## Brief
Write the data out again, exactly as given.

## Dataset entries
** start **

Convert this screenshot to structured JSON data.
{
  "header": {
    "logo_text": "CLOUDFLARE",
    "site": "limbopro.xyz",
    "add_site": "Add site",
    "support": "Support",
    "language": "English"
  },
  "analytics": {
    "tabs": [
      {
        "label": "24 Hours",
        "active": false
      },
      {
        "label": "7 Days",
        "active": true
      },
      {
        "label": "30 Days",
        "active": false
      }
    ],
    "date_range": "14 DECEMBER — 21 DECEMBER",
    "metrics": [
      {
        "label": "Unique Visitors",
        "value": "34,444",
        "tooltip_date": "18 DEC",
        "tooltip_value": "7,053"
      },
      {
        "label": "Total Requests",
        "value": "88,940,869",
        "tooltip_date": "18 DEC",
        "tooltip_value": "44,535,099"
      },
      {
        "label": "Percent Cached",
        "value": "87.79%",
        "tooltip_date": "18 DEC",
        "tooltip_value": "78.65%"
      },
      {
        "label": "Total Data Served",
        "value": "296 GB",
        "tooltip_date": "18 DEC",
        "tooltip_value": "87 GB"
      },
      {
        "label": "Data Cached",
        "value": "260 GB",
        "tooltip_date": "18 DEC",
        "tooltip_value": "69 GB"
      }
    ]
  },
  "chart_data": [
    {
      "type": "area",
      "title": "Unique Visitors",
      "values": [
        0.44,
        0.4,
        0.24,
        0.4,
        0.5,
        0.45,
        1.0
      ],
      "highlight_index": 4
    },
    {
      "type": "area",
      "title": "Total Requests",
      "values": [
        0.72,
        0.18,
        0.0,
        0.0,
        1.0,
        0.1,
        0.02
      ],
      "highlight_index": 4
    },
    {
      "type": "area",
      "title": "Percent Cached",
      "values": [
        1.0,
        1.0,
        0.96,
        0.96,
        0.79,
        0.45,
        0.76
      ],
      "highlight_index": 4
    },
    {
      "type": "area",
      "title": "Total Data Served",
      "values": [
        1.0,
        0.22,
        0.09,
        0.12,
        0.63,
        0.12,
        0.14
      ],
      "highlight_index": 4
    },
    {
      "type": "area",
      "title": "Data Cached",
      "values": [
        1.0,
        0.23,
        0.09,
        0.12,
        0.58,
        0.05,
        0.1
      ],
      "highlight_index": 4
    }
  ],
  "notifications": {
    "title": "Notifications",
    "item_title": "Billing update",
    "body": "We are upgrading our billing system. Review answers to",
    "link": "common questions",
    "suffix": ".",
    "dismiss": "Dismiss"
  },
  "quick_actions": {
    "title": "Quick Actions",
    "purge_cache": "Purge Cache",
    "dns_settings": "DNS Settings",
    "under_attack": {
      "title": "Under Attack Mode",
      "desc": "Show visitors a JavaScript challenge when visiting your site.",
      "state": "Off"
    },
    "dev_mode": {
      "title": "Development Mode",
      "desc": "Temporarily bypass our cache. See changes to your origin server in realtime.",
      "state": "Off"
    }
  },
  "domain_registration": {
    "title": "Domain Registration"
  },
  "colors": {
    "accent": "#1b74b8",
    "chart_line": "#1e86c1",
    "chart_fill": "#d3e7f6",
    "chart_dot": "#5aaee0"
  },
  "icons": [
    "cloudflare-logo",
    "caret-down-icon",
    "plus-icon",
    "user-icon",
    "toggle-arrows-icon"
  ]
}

** end **

## Answer to this exercise
Convert this screenshot to structured JSON data.
{
  "header": {
    "logo_text": "CLOUDFLARE",
    "site": "limbopro.xyz",
    "add_site": "Add site",
    "support": "Support",
    "language": "English"
  },
  "analytics": {
    "tabs": [
      {
        "label": "24 Hours",
        "active": false
      },
      {
        "label": "7 Days",
        "active": true
      },
      {
        "label": "30 Days",
        "active": false
      }
    ],
    "date_range": "14 DECEMBER — 21 DECEMBER",
    "metrics": [
      {
        "label": "Unique Visitors",
        "value": "34,444",
        "tooltip_date": "18 DEC",
        "tooltip_value": "7,053"
      },
      {
        "label": "Total Requests",
        "value": "88,940,869",
        "tooltip_date": "18 DEC",
        "tooltip_value": "44,535,099"
      },
      {
        "label": "Percent Cached",
        "value": "87.79%",
        "tooltip_date": "18 DEC",
        "tooltip_value": "78.65%"
      },
      {
        "label": "Total Data Served",
        "value": "296 GB",
        "tooltip_date": "18 DEC",
        "tooltip_value": "87 GB"
      },
      {
        "label": "Data Cached",
        "value": "260 GB",
        "tooltip_date": "18 DEC",
        "tooltip_value": "69 GB"
      }
    ]
  },
  "chart_data": [
    {
      "type": "area",
      "title": "Unique Visitors",
      "values": [
        0.44,
        0.4,
        0.24,
        0.4,
        0.5,
        0.45,
        1.0
      ],
      "highlight_index": 4
    },
    {
      "type": "area",
      "title": "Total Requests",
      "values": [
        0.72,
        0.18,
        0.0,
        0.0,
        1.0,
        0.1,
        0.02
      ],
      "highlight_index": 4
    },
    {
      "type": "area",
      "title": "Percent Cached",
      "values": [
        1.0,
        1.0,
        0.96,
        0.96,
        0.79,
        0.45,
        0.76
      ],
      "highlight_index": 4
    },
    {
      "type": "area",
      "title": "Total Data Served",
      "values": [
        1.0,
        0.22,
        0.09,
        0.12,
        0.63,
        0.12,
        0.14
      ],
      "highlight_index": 4
    },
    {
      "type": "area",
      "title": "Data Cached",
      "values": [
        1.0,
        0.23,
        0.09,
        0.12,
        0.58,
        0.05,
        0.1
      ],
      "highlight_index": 4
    }
  ],
  "notifications": {
    "title": "Notifications",
    "item_title": "Billing update",
    "body": "We are upgrading our billing system. Review answers to",
    "link": "common questions",
    "suffix": ".",
    "dismiss": "Dismiss"
  },
  "quick_actions": {
    "title": "Quick Actions",
    "purge_cache": "Purge Cache",
    "dns_settings": "DNS Settings",
    "under_attack": {
      "title": "Under Attack Mode",
      "desc": "Show visitors a JavaScript challenge when visiting your site.",
      "state": "Off"
    },
    "dev_mode": {
      "title": "Development Mode",
      "desc": "Temporarily bypass our cache. See changes to your origin server in realtime.",
      "state": "Off"
    }
  },
  "domain_registration": {
    "title": "Domain Registration"
  },
  "colors": {
    "accent": "#1b74b8",
    "chart_line": "#1e86c1",
    "chart_fill": "#d3e7f6",
    "chart_dot": "#5aaee0"
  },
  "icons": [
    "cloudflare-logo",
    "caret-down-icon",
    "plus-icon",
    "user-icon",
    "toggle-arrows-icon"
  ]
}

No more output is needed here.